> [ENTRIES SUPPLIED]:

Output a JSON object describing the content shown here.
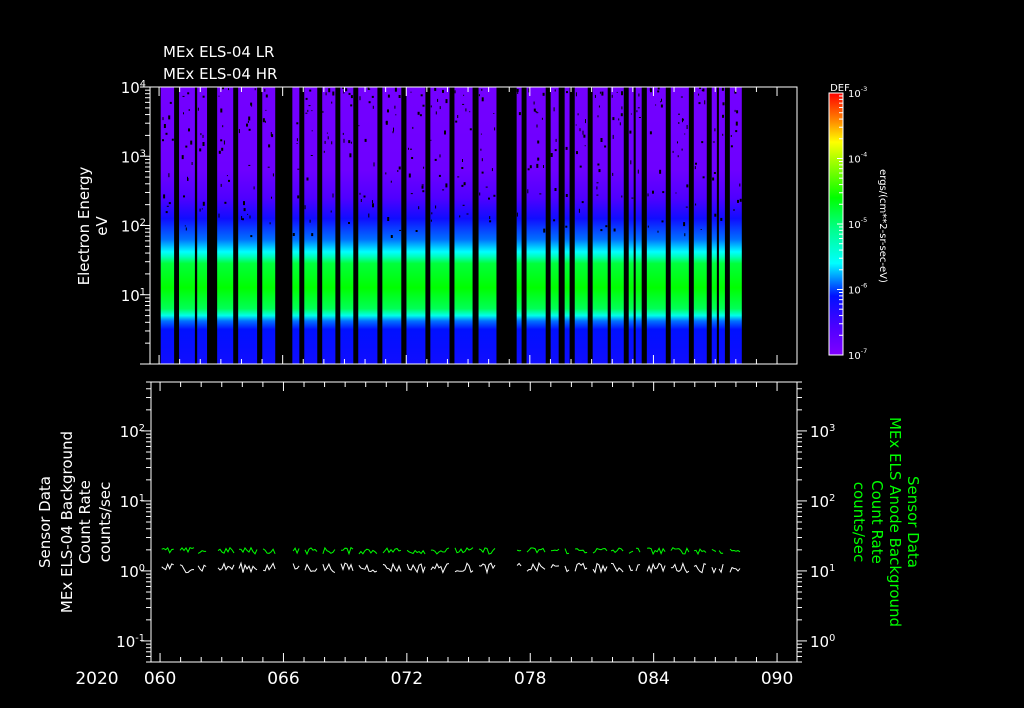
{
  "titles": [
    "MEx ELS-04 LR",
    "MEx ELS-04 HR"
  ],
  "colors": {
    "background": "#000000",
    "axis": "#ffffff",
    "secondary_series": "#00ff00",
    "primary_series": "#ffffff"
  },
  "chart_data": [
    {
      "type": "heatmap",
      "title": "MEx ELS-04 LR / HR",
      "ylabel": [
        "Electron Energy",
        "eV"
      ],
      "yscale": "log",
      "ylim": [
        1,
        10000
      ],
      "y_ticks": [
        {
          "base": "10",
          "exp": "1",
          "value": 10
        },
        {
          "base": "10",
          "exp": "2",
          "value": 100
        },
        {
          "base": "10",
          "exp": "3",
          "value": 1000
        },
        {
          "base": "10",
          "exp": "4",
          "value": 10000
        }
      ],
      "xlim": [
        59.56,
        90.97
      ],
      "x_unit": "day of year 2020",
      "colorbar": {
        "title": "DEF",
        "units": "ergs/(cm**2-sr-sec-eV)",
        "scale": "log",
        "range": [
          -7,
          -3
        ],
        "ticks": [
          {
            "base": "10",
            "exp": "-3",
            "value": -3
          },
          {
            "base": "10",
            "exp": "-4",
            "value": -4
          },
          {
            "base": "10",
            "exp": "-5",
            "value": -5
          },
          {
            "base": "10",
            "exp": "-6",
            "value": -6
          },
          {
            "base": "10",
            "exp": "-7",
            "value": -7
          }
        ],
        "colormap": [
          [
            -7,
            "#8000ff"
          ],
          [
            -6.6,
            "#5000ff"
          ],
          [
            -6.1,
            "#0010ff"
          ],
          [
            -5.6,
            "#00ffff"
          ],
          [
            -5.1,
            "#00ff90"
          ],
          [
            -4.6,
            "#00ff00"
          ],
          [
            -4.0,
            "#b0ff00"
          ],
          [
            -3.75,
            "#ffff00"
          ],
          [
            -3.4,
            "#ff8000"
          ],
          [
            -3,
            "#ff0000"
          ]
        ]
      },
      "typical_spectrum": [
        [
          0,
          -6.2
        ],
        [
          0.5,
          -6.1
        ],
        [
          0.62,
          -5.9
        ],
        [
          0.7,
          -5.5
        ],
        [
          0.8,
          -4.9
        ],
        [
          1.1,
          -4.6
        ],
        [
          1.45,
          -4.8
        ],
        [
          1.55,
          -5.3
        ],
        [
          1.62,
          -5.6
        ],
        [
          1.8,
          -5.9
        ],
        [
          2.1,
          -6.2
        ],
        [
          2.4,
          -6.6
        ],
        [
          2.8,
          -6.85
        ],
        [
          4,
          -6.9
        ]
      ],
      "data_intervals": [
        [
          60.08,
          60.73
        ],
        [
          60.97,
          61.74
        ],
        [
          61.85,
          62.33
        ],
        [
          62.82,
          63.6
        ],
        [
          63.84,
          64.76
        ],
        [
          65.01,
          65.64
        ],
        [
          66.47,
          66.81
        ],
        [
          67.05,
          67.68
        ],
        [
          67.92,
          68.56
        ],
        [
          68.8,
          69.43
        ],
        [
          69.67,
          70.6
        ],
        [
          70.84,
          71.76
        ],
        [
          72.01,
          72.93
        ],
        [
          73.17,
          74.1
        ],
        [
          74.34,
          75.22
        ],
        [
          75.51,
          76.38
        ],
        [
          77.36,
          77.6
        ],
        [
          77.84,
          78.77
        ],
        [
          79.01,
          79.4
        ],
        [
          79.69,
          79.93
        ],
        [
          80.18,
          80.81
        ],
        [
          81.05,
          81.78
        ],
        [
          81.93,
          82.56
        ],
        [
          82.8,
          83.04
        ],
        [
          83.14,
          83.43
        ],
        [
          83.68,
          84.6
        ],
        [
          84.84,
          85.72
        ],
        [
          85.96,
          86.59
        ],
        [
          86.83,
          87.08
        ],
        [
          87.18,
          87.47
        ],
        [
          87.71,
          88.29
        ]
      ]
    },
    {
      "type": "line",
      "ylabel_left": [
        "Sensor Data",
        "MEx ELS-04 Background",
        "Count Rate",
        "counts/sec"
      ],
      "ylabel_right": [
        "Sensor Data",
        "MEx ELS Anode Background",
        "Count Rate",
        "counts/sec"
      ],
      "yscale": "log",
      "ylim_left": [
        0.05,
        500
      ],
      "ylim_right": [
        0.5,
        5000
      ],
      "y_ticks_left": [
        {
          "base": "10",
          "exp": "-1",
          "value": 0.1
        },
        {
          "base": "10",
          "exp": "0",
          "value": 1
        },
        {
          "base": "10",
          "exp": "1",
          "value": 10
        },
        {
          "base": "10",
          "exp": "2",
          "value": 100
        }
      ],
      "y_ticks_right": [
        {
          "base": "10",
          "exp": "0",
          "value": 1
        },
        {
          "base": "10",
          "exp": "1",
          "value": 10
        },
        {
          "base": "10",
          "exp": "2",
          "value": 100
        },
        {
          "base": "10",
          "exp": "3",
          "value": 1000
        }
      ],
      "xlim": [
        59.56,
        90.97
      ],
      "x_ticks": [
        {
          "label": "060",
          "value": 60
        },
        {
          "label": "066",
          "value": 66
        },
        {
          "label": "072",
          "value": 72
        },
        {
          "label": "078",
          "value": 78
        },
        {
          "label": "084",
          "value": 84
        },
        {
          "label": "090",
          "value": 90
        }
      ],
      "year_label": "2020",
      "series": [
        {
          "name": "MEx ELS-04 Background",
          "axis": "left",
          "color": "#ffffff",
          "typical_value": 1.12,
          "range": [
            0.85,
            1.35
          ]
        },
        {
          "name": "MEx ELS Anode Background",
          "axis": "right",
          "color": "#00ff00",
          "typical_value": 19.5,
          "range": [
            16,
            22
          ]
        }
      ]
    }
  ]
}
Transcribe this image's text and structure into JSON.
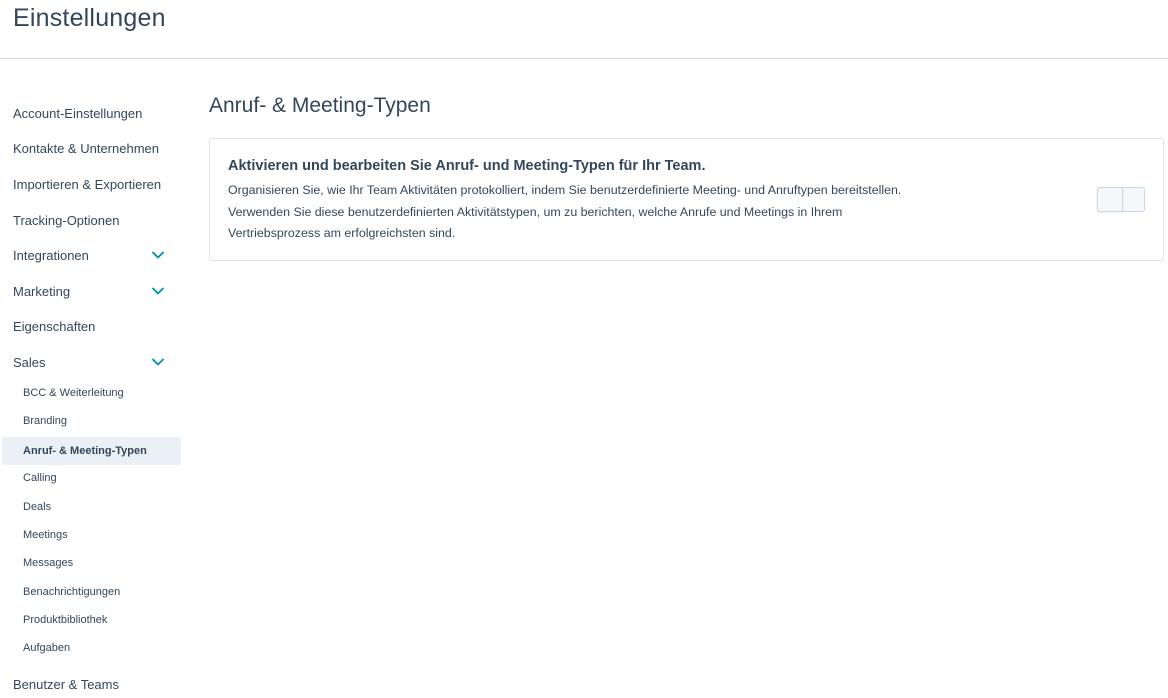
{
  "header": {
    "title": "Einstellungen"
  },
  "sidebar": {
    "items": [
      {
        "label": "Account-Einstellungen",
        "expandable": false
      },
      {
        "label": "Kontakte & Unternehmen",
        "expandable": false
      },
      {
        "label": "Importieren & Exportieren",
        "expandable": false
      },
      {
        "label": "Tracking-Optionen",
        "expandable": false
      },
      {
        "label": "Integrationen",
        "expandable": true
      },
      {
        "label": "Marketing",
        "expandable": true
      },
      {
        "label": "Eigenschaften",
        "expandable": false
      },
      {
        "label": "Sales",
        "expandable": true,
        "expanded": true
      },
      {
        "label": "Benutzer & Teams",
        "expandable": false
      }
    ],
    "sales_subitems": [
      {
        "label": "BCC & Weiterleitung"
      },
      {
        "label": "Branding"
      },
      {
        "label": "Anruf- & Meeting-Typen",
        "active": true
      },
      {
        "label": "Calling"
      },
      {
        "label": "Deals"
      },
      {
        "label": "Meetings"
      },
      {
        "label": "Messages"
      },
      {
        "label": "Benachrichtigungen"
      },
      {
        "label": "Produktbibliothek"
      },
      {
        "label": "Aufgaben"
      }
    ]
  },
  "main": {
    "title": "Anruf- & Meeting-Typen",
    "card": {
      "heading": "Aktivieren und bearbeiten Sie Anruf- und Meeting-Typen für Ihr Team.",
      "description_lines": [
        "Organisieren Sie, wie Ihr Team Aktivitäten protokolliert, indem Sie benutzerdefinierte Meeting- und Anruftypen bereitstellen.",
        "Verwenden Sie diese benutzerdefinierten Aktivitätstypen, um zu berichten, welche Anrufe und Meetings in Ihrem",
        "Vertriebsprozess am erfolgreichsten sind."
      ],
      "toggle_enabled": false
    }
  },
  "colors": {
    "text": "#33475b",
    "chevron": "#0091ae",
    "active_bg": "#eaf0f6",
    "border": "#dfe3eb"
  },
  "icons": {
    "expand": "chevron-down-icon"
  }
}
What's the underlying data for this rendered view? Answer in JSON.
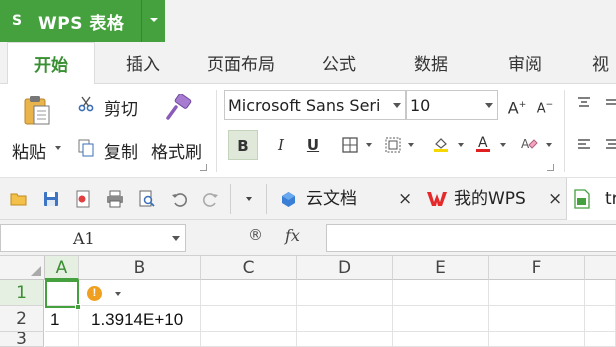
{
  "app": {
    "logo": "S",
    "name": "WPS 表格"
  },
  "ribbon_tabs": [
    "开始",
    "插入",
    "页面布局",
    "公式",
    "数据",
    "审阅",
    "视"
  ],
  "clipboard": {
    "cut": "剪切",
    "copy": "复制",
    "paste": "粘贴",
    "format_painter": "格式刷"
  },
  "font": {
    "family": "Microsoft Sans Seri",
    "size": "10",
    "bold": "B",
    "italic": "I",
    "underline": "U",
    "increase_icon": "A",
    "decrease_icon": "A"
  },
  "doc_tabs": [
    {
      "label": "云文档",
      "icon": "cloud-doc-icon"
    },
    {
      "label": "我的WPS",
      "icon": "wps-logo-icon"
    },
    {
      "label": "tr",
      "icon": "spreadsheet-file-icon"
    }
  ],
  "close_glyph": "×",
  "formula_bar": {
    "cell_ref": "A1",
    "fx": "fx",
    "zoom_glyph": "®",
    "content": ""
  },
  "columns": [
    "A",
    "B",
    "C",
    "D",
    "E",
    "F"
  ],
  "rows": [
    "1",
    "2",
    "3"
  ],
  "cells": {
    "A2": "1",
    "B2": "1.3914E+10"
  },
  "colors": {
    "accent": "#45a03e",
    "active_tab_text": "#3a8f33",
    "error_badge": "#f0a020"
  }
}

> [WHAT IS BEING ASKED]:
Your task is to pick out every line with the string "Meetings" and copy it.

> [EXPECTED ANSWER]:
        "label": "Meetings"
        "Verwenden Sie diese benutzerdefinierten Aktivitätstypen, um zu berichten, welche Anrufe und Meetings in Ihrem",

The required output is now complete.